THE REQUEST: Exact repetition is required: output every record in full.

— Start ROWS —

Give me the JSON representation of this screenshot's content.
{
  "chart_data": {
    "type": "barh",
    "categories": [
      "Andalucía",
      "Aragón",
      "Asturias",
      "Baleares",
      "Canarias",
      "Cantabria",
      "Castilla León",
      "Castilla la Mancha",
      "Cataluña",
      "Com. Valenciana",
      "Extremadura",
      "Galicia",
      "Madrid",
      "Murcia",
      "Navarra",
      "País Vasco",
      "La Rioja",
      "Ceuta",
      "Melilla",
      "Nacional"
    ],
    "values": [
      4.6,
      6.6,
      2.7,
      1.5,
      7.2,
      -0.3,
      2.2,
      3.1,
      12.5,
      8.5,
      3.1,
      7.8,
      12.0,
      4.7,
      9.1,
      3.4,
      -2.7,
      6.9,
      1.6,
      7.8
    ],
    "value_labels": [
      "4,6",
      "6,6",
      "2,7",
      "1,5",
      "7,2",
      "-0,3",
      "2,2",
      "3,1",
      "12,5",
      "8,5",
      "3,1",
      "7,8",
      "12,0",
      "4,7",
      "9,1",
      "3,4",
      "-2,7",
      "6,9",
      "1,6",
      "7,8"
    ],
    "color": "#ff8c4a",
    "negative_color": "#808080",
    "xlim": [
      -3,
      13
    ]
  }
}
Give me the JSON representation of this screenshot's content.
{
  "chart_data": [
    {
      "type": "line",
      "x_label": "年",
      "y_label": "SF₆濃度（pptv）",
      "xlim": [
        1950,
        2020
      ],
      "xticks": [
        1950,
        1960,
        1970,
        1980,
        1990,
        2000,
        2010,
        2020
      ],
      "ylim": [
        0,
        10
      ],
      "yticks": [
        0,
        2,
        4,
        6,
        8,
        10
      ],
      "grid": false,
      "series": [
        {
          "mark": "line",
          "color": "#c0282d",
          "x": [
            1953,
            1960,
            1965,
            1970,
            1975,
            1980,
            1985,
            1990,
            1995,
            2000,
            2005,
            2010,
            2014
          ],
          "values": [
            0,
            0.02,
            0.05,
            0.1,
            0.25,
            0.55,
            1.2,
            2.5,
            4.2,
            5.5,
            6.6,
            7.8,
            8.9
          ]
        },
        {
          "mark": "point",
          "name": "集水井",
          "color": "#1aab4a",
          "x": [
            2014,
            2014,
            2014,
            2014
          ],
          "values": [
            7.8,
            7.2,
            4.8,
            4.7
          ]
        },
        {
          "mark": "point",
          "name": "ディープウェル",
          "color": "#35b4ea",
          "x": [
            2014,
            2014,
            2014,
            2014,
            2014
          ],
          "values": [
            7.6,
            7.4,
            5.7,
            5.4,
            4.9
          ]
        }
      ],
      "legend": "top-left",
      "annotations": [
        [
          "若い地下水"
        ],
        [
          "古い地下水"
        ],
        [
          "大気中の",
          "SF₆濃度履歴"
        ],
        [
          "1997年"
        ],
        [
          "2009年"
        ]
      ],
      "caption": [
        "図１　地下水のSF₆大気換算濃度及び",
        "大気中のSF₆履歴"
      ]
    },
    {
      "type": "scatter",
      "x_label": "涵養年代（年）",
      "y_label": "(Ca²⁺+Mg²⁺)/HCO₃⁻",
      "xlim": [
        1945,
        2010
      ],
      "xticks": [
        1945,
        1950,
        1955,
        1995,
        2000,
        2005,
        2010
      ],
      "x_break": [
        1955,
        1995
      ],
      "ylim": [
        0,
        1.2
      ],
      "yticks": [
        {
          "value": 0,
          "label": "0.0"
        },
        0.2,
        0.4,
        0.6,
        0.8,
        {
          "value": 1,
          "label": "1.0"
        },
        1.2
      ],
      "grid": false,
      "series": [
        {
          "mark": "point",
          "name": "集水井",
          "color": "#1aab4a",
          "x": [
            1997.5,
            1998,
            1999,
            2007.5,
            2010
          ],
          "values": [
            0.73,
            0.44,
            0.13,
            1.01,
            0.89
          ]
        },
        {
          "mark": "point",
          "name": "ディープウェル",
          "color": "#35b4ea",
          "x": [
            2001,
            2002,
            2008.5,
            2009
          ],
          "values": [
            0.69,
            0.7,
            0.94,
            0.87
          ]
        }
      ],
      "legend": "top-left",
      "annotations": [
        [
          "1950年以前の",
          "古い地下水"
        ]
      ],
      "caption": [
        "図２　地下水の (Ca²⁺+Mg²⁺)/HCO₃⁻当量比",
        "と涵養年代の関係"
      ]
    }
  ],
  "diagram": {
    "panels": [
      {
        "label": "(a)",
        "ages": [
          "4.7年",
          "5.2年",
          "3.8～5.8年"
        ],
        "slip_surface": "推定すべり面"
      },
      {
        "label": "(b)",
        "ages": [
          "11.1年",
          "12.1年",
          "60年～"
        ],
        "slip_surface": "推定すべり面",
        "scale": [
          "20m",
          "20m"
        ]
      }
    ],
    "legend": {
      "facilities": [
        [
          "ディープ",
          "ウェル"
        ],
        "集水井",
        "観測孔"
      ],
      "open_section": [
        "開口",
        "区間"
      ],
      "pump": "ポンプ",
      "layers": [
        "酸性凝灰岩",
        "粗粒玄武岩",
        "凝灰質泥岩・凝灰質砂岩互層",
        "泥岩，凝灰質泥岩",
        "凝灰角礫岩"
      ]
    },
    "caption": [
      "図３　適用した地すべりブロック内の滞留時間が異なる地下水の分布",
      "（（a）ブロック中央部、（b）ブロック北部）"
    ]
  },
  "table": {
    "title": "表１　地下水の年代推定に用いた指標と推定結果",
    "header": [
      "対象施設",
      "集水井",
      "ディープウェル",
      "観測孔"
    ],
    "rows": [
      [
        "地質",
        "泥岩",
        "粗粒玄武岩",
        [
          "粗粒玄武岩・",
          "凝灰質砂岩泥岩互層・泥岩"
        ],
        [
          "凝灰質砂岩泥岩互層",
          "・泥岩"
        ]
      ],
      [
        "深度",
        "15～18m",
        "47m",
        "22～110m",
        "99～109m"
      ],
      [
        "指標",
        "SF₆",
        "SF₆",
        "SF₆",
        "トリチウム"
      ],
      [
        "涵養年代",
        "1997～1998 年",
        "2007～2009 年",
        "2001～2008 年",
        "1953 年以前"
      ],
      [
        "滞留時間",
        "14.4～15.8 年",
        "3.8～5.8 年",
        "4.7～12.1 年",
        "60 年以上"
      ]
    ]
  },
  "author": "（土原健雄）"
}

— End ROWS —

WRITTEN SOLUTION:
Give me the JSON representation of this screenshot's content.
{
  "chart_data": {
    "type": "barh",
    "categories": [
      "Andalucía",
      "Aragón",
      "Asturias",
      "Baleares",
      "Canarias",
      "Cantabria",
      "Castilla León",
      "Castilla la Mancha",
      "Cataluña",
      "Com. Valenciana",
      "Extremadura",
      "Galicia",
      "Madrid",
      "Murcia",
      "Navarra",
      "País Vasco",
      "La Rioja",
      "Ceuta",
      "Melilla",
      "Nacional"
    ],
    "values": [
      4.6,
      6.6,
      2.7,
      1.5,
      7.2,
      -0.3,
      2.2,
      3.1,
      12.5,
      8.5,
      3.1,
      7.8,
      12.0,
      4.7,
      9.1,
      3.4,
      -2.7,
      6.9,
      1.6,
      7.8
    ],
    "value_labels": [
      "4,6",
      "6,6",
      "2,7",
      "1,5",
      "7,2",
      "-0,3",
      "2,2",
      "3,1",
      "12,5",
      "8,5",
      "3,1",
      "7,8",
      "12,0",
      "4,7",
      "9,1",
      "3,4",
      "-2,7",
      "6,9",
      "1,6",
      "7,8"
    ],
    "color": "#ff8c4a",
    "negative_color": "#808080",
    "xlim": [
      -3,
      13
    ]
  }
}
Give me the JSON representation of this screenshot's content.
{
  "chart_data": [
    {
      "type": "line",
      "x_label": "年",
      "y_label": "SF₆濃度（pptv）",
      "xlim": [
        1950,
        2020
      ],
      "xticks": [
        1950,
        1960,
        1970,
        1980,
        1990,
        2000,
        2010,
        2020
      ],
      "ylim": [
        0,
        10
      ],
      "yticks": [
        0,
        2,
        4,
        6,
        8,
        10
      ],
      "grid": false,
      "series": [
        {
          "mark": "line",
          "color": "#c0282d",
          "x": [
            1953,
            1960,
            1965,
            1970,
            1975,
            1980,
            1985,
            1990,
            1995,
            2000,
            2005,
            2010,
            2014
          ],
          "values": [
            0,
            0.02,
            0.05,
            0.1,
            0.25,
            0.55,
            1.2,
            2.5,
            4.2,
            5.5,
            6.6,
            7.8,
            8.9
          ]
        },
        {
          "mark": "point",
          "name": "集水井",
          "color": "#1aab4a",
          "x": [
            2014,
            2014,
            2014,
            2014
          ],
          "values": [
            7.8,
            7.2,
            4.8,
            4.7
          ]
        },
        {
          "mark": "point",
          "name": "ディープウェル",
          "color": "#35b4ea",
          "x": [
            2014,
            2014,
            2014,
            2014,
            2014
          ],
          "values": [
            7.6,
            7.4,
            5.7,
            5.4,
            4.9
          ]
        }
      ],
      "legend": "top-left",
      "annotations": [
        [
          "若い地下水"
        ],
        [
          "古い地下水"
        ],
        [
          "大気中の",
          "SF₆濃度履歴"
        ],
        [
          "1997年"
        ],
        [
          "2009年"
        ]
      ],
      "caption": [
        "図１　地下水のSF₆大気換算濃度及び",
        "大気中のSF₆履歴"
      ]
    },
    {
      "type": "scatter",
      "x_label": "涵養年代（年）",
      "y_label": "(Ca²⁺+Mg²⁺)/HCO₃⁻",
      "xlim": [
        1945,
        2010
      ],
      "xticks": [
        1945,
        1950,
        1955,
        1995,
        2000,
        2005,
        2010
      ],
      "x_break": [
        1955,
        1995
      ],
      "ylim": [
        0,
        1.2
      ],
      "yticks": [
        {
          "value": 0,
          "label": "0.0"
        },
        0.2,
        0.4,
        0.6,
        0.8,
        {
          "value": 1,
          "label": "1.0"
        },
        1.2
      ],
      "grid": false,
      "series": [
        {
          "mark": "point",
          "name": "集水井",
          "color": "#1aab4a",
          "x": [
            1997.5,
            1998,
            1999,
            2007.5,
            2010
          ],
          "values": [
            0.73,
            0.44,
            0.13,
            1.01,
            0.89
          ]
        },
        {
          "mark": "point",
          "name": "ディープウェル",
          "color": "#35b4ea",
          "x": [
            2001,
            2002,
            2008.5,
            2009
          ],
          "values": [
            0.69,
            0.7,
            0.94,
            0.87
          ]
        }
      ],
      "legend": "top-left",
      "annotations": [
        [
          "1950年以前の",
          "古い地下水"
        ]
      ],
      "caption": [
        "図２　地下水の (Ca²⁺+Mg²⁺)/HCO₃⁻当量比",
        "と涵養年代の関係"
      ]
    }
  ],
  "diagram": {
    "panels": [
      {
        "label": "(a)",
        "ages": [
          "4.7年",
          "5.2年",
          "3.8～5.8年"
        ],
        "slip_surface": "推定すべり面"
      },
      {
        "label": "(b)",
        "ages": [
          "11.1年",
          "12.1年",
          "60年～"
        ],
        "slip_surface": "推定すべり面",
        "scale": [
          "20m",
          "20m"
        ]
      }
    ],
    "legend": {
      "facilities": [
        [
          "ディープ",
          "ウェル"
        ],
        "集水井",
        "観測孔"
      ],
      "open_section": [
        "開口",
        "区間"
      ],
      "pump": "ポンプ",
      "layers": [
        "酸性凝灰岩",
        "粗粒玄武岩",
        "凝灰質泥岩・凝灰質砂岩互層",
        "泥岩，凝灰質泥岩",
        "凝灰角礫岩"
      ]
    },
    "caption": [
      "図３　適用した地すべりブロック内の滞留時間が異なる地下水の分布",
      "（（a）ブロック中央部、（b）ブロック北部）"
    ]
  },
  "table": {
    "title": "表１　地下水の年代推定に用いた指標と推定結果",
    "header": [
      "対象施設",
      "集水井",
      "ディープウェル",
      "観測孔"
    ],
    "rows": [
      [
        "地質",
        "泥岩",
        "粗粒玄武岩",
        [
          "粗粒玄武岩・",
          "凝灰質砂岩泥岩互層・泥岩"
        ],
        [
          "凝灰質砂岩泥岩互層",
          "・泥岩"
        ]
      ],
      [
        "深度",
        "15～18m",
        "47m",
        "22～110m",
        "99～109m"
      ],
      [
        "指標",
        "SF₆",
        "SF₆",
        "SF₆",
        "トリチウム"
      ],
      [
        "涵養年代",
        "1997～1998 年",
        "2007～2009 年",
        "2001～2008 年",
        "1953 年以前"
      ],
      [
        "滞留時間",
        "14.4～15.8 年",
        "3.8～5.8 年",
        "4.7～12.1 年",
        "60 年以上"
      ]
    ]
  },
  "author": "（土原健雄）"
}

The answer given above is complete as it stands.